THE REQUEST
Every record should be repeated exactly, except that pictures are left out.

——

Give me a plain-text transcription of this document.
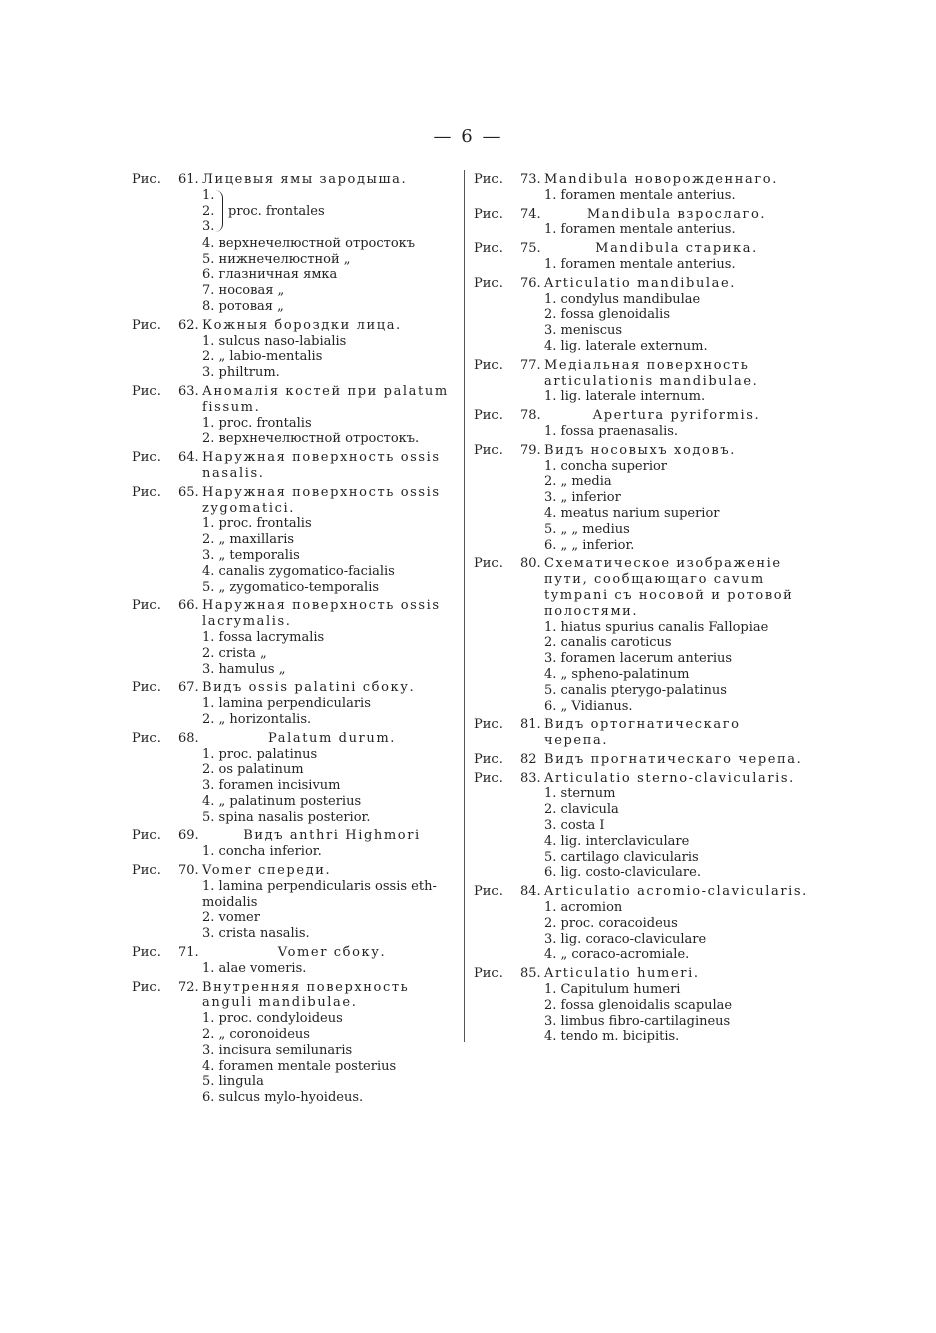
— 6 —
Рис.	61. Лицевыя ямы зародыша.
1.
2.
3.
proc. frontales
4. верхнечелюстной отростокъ
5. нижнечелюстной „
6. глазничная ямка
7. носовая „
8. ротовая „
Рис.	62. Кожныя бороздки лица.
1. sulcus naso-labialis
2. „ labio-mentalis
3. philtrum.
Рис.	63. Аномалія костей при palatum fissum.
1. proc. frontalis
2. верхнечелюстной отростокъ.
Рис.	64. Наружная поверхность ossis nasalis.
Рис.	65. Наружная поверхность ossis zygomatici.
1. proc. frontalis
2. „ maxillaris
3. „ temporalis
4. canalis zygomatico-facialis
5. „ zygomatico-temporalis
Рис.	66. Наружная поверхность ossis lacrymalis.
1. fossa lacrymalis
2. crista „
3. hamulus „
Рис.	67. Видъ ossis palatini сбоку.
1. lamina perpendicularis
2. „ horizontalis.
Рис.	68.	Palatum durum.
1. proc. palatinus
2. os palatinum
3. foramen incisivum
4. „ palatinum posterius
5. spina nasalis posterior.
Рис.	69.	Видъ anthri Highmori
1. concha inferior.
Рис.	70. Vomer спереди.
1. lamina perpendicularis ossis eth-
moidalis
2. vomer
3. crista nasalis.
Рис.	71.	Vomer сбоку.
1. alae vomeris.
Рис.	72. Внутренняя поверхность anguli mandibulae.
1. proc. condyloideus
2. „ coronoideus
3. incisura semilunaris
4. foramen mentale posterius
5. lingula
6. sulcus mylo-hyoideus.
Рис.	73. Mandibula новорожденнаго.
1. foramen mentale anterius.
Рис.	74.	Mandibula взрослаго.
1. foramen mentale anterius.
Рис.	75.	Mandibula старика.
1. foramen mentale anterius.
Рис.	76. Articulatio mandibulae.
1. condylus mandibulae
2. fossa glenoidalis
3. meniscus
4. lig. laterale externum.
Рис.	77. Медіальная поверхность articulationis mandibulae.
1. lig. laterale internum.
Рис.	78.	Apertura pyriformis.
1. fossa praenasalis.
Рис.	79. Видъ носовыхъ ходовъ.
1. concha superior
2. „ media
3. „ inferior
4. meatus narium superior
5. „ „ medius
6. „ „ inferior.
Рис.	80. Схематическое изображеніе пути, сообщающаго cavum tympani съ носовой и ротовой полостями.
1. hiatus spurius canalis Fallopiae
2. canalis caroticus
3. foramen lacerum anterius
4. „ spheno-palatinum
5. canalis pterygo-palatinus
6. „ Vidianus.
Рис.	81. Видъ ортогнатическаго черепа.
Рис.	82 Видъ прогнатическаго черепа.
Рис.	83. Articulatio sterno-clavicularis.
1. sternum
2. clavicula
3. costa I
4. lig. interclaviculare
5. cartilago clavicularis
6. lig. costo-claviculare.
Рис.	84. Articulatio acromio-clavicularis.
1. acromion
2. proc. coracoideus
3. lig. coraco-claviculare
4. „ coraco-acromiale.
Рис.	85. Articulatio humeri.
1. Capitulum humeri
2. fossa glenoidalis scapulae
3. limbus fibro-cartilagineus
4. tendo m. bicipitis.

——

OUTPUT BELOW
Give me a plain-text transcription of this document.
— 6 —
Рис.	61. Лицевыя ямы зародыша.
1.
2.
3.
proc. frontales
4. верхнечелюстной отростокъ
5. нижнечелюстной „
6. глазничная ямка
7. носовая „
8. ротовая „
Рис.	62. Кожныя бороздки лица.
1. sulcus naso-labialis
2. „ labio-mentalis
3. philtrum.
Рис.	63. Аномалія костей при palatum fissum.
1. proc. frontalis
2. верхнечелюстной отростокъ.
Рис.	64. Наружная поверхность ossis nasalis.
Рис.	65. Наружная поверхность ossis zygomatici.
1. proc. frontalis
2. „ maxillaris
3. „ temporalis
4. canalis zygomatico-facialis
5. „ zygomatico-temporalis
Рис.	66. Наружная поверхность ossis lacrymalis.
1. fossa lacrymalis
2. crista „
3. hamulus „
Рис.	67. Видъ ossis palatini сбоку.
1. lamina perpendicularis
2. „ horizontalis.
Рис.	68.	Palatum durum.
1. proc. palatinus
2. os palatinum
3. foramen incisivum
4. „ palatinum posterius
5. spina nasalis posterior.
Рис.	69.	Видъ anthri Highmori
1. concha inferior.
Рис.	70. Vomer спереди.
1. lamina perpendicularis ossis eth-
moidalis
2. vomer
3. crista nasalis.
Рис.	71.	Vomer сбоку.
1. alae vomeris.
Рис.	72. Внутренняя поверхность anguli mandibulae.
1. proc. condyloideus
2. „ coronoideus
3. incisura semilunaris
4. foramen mentale posterius
5. lingula
6. sulcus mylo-hyoideus.
Рис.	73. Mandibula новорожденнаго.
1. foramen mentale anterius.
Рис.	74.	Mandibula взрослаго.
1. foramen mentale anterius.
Рис.	75.	Mandibula старика.
1. foramen mentale anterius.
Рис.	76. Articulatio mandibulae.
1. condylus mandibulae
2. fossa glenoidalis
3. meniscus
4. lig. laterale externum.
Рис.	77. Медіальная поверхность articulationis mandibulae.
1. lig. laterale internum.
Рис.	78.	Apertura pyriformis.
1. fossa praenasalis.
Рис.	79. Видъ носовыхъ ходовъ.
1. concha superior
2. „ media
3. „ inferior
4. meatus narium superior
5. „ „ medius
6. „ „ inferior.
Рис.	80. Схематическое изображеніе пути, сообщающаго cavum tympani съ носовой и ротовой полостями.
1. hiatus spurius canalis Fallopiae
2. canalis caroticus
3. foramen lacerum anterius
4. „ spheno-palatinum
5. canalis pterygo-palatinus
6. „ Vidianus.
Рис.	81. Видъ ортогнатическаго черепа.
Рис.	82 Видъ прогнатическаго черепа.
Рис.	83. Articulatio sterno-clavicularis.
1. sternum
2. clavicula
3. costa I
4. lig. interclaviculare
5. cartilago clavicularis
6. lig. costo-claviculare.
Рис.	84. Articulatio acromio-clavicularis.
1. acromion
2. proc. coracoideus
3. lig. coraco-claviculare
4. „ coraco-acromiale.
Рис.	85. Articulatio humeri.
1. Capitulum humeri
2. fossa glenoidalis scapulae
3. limbus fibro-cartilagineus
4. tendo m. bicipitis.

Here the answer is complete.